+++ Listing

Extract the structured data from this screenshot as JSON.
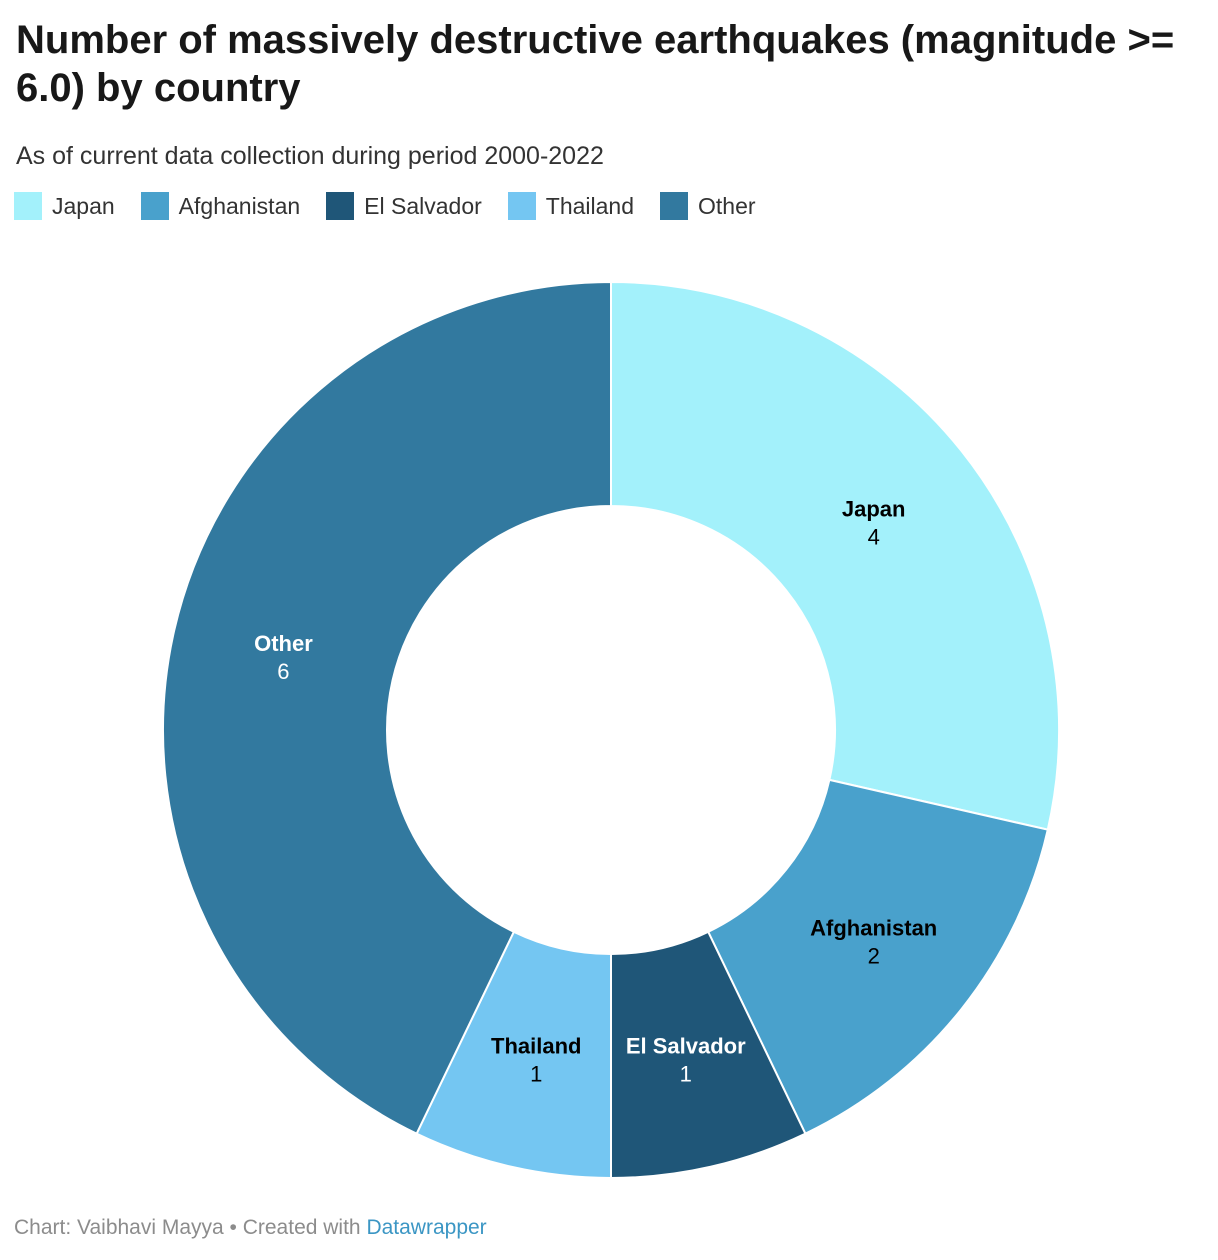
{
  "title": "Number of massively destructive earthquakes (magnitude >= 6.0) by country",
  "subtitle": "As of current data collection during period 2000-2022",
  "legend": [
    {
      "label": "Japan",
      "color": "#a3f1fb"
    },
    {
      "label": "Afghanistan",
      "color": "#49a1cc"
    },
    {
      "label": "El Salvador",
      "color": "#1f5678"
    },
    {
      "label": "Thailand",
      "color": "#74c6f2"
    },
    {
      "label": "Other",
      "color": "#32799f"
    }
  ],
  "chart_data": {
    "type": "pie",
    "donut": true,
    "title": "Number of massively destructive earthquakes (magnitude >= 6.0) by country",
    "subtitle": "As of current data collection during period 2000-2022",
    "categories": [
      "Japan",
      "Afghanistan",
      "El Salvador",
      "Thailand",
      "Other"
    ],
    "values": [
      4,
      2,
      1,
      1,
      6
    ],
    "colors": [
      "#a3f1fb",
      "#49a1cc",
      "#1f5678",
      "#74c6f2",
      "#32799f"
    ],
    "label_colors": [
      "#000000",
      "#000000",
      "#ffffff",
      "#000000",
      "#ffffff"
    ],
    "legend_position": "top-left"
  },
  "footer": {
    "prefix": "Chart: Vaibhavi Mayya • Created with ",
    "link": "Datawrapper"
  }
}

++++++

__Instructions to follow__:
Give the data again exactly as written, with all pictures left out.

__Final answer__:
Extract the structured data from this screenshot as JSON.
{
  "title": "Number of massively destructive earthquakes (magnitude >= 6.0) by country",
  "subtitle": "As of current data collection during period 2000-2022",
  "legend": [
    {
      "label": "Japan",
      "color": "#a3f1fb"
    },
    {
      "label": "Afghanistan",
      "color": "#49a1cc"
    },
    {
      "label": "El Salvador",
      "color": "#1f5678"
    },
    {
      "label": "Thailand",
      "color": "#74c6f2"
    },
    {
      "label": "Other",
      "color": "#32799f"
    }
  ],
  "chart_data": {
    "type": "pie",
    "donut": true,
    "title": "Number of massively destructive earthquakes (magnitude >= 6.0) by country",
    "subtitle": "As of current data collection during period 2000-2022",
    "categories": [
      "Japan",
      "Afghanistan",
      "El Salvador",
      "Thailand",
      "Other"
    ],
    "values": [
      4,
      2,
      1,
      1,
      6
    ],
    "colors": [
      "#a3f1fb",
      "#49a1cc",
      "#1f5678",
      "#74c6f2",
      "#32799f"
    ],
    "label_colors": [
      "#000000",
      "#000000",
      "#ffffff",
      "#000000",
      "#ffffff"
    ],
    "legend_position": "top-left"
  },
  "footer": {
    "prefix": "Chart: Vaibhavi Mayya • Created with ",
    "link": "Datawrapper"
  }
}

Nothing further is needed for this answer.